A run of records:
"""
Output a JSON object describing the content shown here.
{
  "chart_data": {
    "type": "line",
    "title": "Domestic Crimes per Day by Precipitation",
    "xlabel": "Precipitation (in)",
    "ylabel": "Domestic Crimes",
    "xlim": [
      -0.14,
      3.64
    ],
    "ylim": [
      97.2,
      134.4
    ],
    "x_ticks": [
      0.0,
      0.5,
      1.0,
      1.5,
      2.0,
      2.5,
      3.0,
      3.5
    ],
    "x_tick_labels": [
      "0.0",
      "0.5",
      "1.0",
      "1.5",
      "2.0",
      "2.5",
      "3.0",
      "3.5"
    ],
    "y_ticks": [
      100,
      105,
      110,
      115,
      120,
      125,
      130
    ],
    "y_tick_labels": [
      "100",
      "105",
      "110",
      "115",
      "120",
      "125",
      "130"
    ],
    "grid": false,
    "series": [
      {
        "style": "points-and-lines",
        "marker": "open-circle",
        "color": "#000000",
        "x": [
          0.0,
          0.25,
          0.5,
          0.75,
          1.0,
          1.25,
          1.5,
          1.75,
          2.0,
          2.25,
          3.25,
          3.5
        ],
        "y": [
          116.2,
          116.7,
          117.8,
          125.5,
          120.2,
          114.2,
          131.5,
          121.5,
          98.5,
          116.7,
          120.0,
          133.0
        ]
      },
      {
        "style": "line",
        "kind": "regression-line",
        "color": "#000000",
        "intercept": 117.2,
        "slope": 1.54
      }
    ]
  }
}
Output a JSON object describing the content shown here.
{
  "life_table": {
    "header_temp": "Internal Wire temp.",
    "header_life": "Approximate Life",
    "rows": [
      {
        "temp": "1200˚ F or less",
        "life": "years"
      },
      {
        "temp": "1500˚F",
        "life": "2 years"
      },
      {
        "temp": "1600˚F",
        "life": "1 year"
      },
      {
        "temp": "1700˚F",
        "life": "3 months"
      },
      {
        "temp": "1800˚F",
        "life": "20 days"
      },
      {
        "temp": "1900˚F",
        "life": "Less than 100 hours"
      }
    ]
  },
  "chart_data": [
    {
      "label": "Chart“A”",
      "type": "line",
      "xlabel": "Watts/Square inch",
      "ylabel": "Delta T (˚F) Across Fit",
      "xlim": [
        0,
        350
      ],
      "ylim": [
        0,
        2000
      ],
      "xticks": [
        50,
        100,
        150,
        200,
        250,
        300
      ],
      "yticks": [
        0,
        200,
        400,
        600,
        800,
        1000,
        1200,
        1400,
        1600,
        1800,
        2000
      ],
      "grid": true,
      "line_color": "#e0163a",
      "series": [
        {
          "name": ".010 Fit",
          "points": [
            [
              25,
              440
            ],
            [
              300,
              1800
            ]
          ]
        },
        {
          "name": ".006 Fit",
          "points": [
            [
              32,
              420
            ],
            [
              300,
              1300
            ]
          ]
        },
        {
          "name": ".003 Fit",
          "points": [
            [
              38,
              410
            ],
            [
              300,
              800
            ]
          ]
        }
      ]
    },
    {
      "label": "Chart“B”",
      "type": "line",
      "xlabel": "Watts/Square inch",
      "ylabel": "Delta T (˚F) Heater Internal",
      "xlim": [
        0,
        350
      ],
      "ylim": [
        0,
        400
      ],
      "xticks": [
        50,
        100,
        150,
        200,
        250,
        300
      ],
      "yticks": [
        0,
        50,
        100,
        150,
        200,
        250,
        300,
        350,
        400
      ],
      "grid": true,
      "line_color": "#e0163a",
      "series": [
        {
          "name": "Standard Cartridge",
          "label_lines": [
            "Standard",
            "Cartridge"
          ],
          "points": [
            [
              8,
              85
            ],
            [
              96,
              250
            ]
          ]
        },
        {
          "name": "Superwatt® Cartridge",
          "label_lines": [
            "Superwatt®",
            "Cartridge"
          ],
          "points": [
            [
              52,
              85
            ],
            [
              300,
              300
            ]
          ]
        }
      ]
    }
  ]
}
"""
Your objective:
Write out each line of the data that holds the string "Cartridge".

Exercise output:
          "name": "Standard Cartridge",
            "Cartridge"
          "name": "Superwatt® Cartridge",
            "Cartridge"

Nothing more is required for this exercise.